- **GOAL**: Return every entry exactly as written.

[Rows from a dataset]
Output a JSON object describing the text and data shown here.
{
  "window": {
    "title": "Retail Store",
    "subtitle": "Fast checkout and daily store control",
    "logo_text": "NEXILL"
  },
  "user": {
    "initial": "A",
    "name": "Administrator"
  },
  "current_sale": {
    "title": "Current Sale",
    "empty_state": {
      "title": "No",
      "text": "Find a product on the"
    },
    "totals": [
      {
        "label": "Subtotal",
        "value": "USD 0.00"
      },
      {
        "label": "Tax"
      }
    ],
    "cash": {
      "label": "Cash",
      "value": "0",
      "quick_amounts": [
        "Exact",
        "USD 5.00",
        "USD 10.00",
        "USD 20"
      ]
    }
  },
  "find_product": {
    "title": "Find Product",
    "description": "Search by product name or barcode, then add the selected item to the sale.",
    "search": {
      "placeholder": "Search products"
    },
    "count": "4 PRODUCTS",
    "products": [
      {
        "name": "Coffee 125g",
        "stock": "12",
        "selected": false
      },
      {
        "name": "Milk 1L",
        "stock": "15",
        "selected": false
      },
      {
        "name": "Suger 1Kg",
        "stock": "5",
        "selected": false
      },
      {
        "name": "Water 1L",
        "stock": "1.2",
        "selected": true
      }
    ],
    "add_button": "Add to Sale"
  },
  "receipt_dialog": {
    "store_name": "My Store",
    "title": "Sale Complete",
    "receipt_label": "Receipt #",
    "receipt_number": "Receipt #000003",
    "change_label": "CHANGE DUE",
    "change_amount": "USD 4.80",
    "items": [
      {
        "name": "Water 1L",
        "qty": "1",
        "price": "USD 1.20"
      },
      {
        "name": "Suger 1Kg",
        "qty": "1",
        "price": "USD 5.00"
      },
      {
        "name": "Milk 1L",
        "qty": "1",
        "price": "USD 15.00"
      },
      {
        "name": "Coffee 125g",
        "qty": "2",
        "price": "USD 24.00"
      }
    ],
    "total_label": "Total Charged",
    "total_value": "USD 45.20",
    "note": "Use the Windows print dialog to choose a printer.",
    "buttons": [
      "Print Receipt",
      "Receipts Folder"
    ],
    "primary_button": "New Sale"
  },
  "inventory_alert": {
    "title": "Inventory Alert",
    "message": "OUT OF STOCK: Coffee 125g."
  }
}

- **TASK RESPONSE**:
Output a JSON object describing the text and data shown here.
{
  "window": {
    "title": "Retail Store",
    "subtitle": "Fast checkout and daily store control",
    "logo_text": "NEXILL"
  },
  "user": {
    "initial": "A",
    "name": "Administrator"
  },
  "current_sale": {
    "title": "Current Sale",
    "empty_state": {
      "title": "No",
      "text": "Find a product on the"
    },
    "totals": [
      {
        "label": "Subtotal",
        "value": "USD 0.00"
      },
      {
        "label": "Tax"
      }
    ],
    "cash": {
      "label": "Cash",
      "value": "0",
      "quick_amounts": [
        "Exact",
        "USD 5.00",
        "USD 10.00",
        "USD 20"
      ]
    }
  },
  "find_product": {
    "title": "Find Product",
    "description": "Search by product name or barcode, then add the selected item to the sale.",
    "search": {
      "placeholder": "Search products"
    },
    "count": "4 PRODUCTS",
    "products": [
      {
        "name": "Coffee 125g",
        "stock": "12",
        "selected": false
      },
      {
        "name": "Milk 1L",
        "stock": "15",
        "selected": false
      },
      {
        "name": "Suger 1Kg",
        "stock": "5",
        "selected": false
      },
      {
        "name": "Water 1L",
        "stock": "1.2",
        "selected": true
      }
    ],
    "add_button": "Add to Sale"
  },
  "receipt_dialog": {
    "store_name": "My Store",
    "title": "Sale Complete",
    "receipt_label": "Receipt #",
    "receipt_number": "Receipt #000003",
    "change_label": "CHANGE DUE",
    "change_amount": "USD 4.80",
    "items": [
      {
        "name": "Water 1L",
        "qty": "1",
        "price": "USD 1.20"
      },
      {
        "name": "Suger 1Kg",
        "qty": "1",
        "price": "USD 5.00"
      },
      {
        "name": "Milk 1L",
        "qty": "1",
        "price": "USD 15.00"
      },
      {
        "name": "Coffee 125g",
        "qty": "2",
        "price": "USD 24.00"
      }
    ],
    "total_label": "Total Charged",
    "total_value": "USD 45.20",
    "note": "Use the Windows print dialog to choose a printer.",
    "buttons": [
      "Print Receipt",
      "Receipts Folder"
    ],
    "primary_button": "New Sale"
  },
  "inventory_alert": {
    "title": "Inventory Alert",
    "message": "OUT OF STOCK: Coffee 125g."
  }
}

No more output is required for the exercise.